_Do this_
Using the material that follows, identify and copy each line with the string "icon".

[Stored dataset items]
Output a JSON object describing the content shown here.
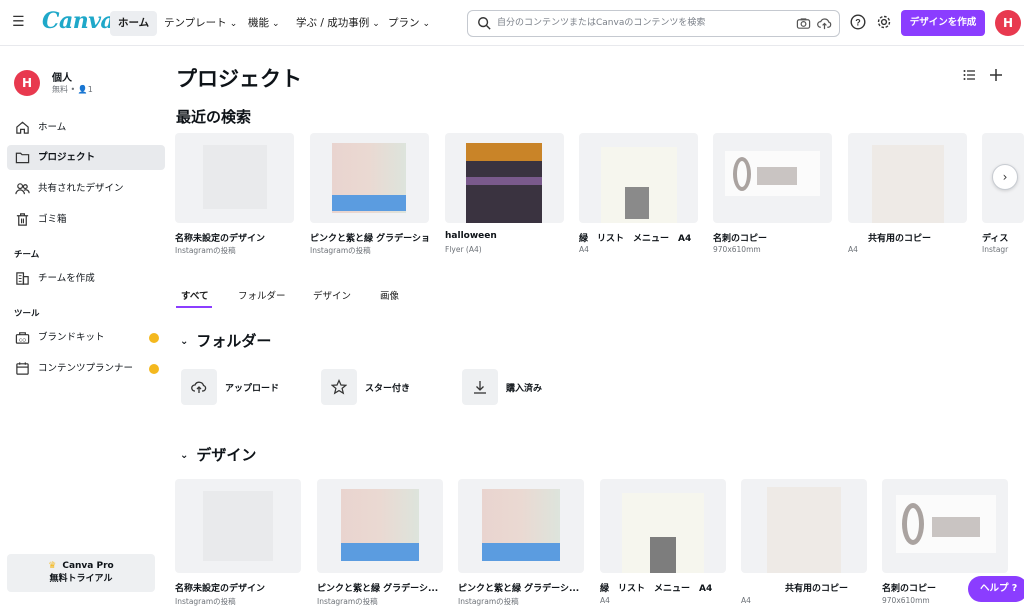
{
  "app": {
    "name": "Canva"
  },
  "nav": {
    "home": "ホーム",
    "templates": "テンプレート",
    "features": "機能",
    "learn": "学ぶ / 成功事例",
    "plans": "プラン"
  },
  "search": {
    "placeholder": "自分のコンテンツまたはCanvaのコンテンツを検索"
  },
  "header_actions": {
    "create_label": "デザインを作成",
    "avatar_initial": "H"
  },
  "user": {
    "initial": "H",
    "name": "個人",
    "meta": "無料 • 👤1"
  },
  "sidebar": {
    "items": [
      {
        "label": "ホーム",
        "icon": "home-icon"
      },
      {
        "label": "プロジェクト",
        "icon": "folder-icon"
      },
      {
        "label": "共有されたデザイン",
        "icon": "people-icon"
      },
      {
        "label": "ゴミ箱",
        "icon": "trash-icon"
      }
    ],
    "team_heading": "チーム",
    "team_items": [
      {
        "label": "チームを作成",
        "icon": "building-icon"
      }
    ],
    "tools_heading": "ツール",
    "tools_items": [
      {
        "label": "ブランドキット",
        "icon": "brand-kit-icon"
      },
      {
        "label": "コンテンツプランナー",
        "icon": "calendar-icon"
      }
    ],
    "trial_line1": "Canva Pro",
    "trial_line2": "無料トライアル"
  },
  "main": {
    "title": "プロジェクト",
    "recent_heading": "最近の検索",
    "recent": [
      {
        "title": "名称未設定のデザイン",
        "sub": "Instagramの投稿"
      },
      {
        "title": "ピンクと紫と緑 グラデーション",
        "sub": "Instagramの投稿"
      },
      {
        "title": "halloween",
        "sub": "Flyer (A4)"
      },
      {
        "title": "緑　リスト　メニュー　A4",
        "sub": "A4"
      },
      {
        "title": "名刺のコピー",
        "sub": "970x610mm"
      },
      {
        "title": "共有用のコピー",
        "sub": "A4"
      },
      {
        "title": "ディス",
        "sub": "Instagr"
      }
    ],
    "tabs": [
      "すべて",
      "フォルダー",
      "デザイン",
      "画像"
    ],
    "folders_heading": "フォルダー",
    "folders": [
      {
        "label": "アップロード",
        "icon": "upload-cloud-icon"
      },
      {
        "label": "スター付き",
        "icon": "star-icon"
      },
      {
        "label": "購入済み",
        "icon": "download-icon"
      }
    ],
    "designs_heading": "デザイン",
    "designs": [
      {
        "title": "名称未設定のデザイン",
        "sub": "Instagramの投稿"
      },
      {
        "title": "ピンクと紫と緑 グラデーシ...",
        "sub": "Instagramの投稿"
      },
      {
        "title": "ピンクと紫と緑 グラデーシ...",
        "sub": "Instagramの投稿"
      },
      {
        "title": "緑　リスト　メニュー　A4",
        "sub": "A4"
      },
      {
        "title": "共有用のコピー",
        "sub": "A4"
      },
      {
        "title": "名刺のコピー",
        "sub": "970x610mm"
      }
    ]
  },
  "help": {
    "label": "ヘルプ ?"
  }
}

_Problem solution_
        "icon": "home-icon"
        "icon": "folder-icon"
        "icon": "people-icon"
        "icon": "trash-icon"
        "icon": "building-icon"
        "icon": "brand-kit-icon"
        "icon": "calendar-icon"
        "icon": "upload-cloud-icon"
        "icon": "star-icon"
        "icon": "download-icon"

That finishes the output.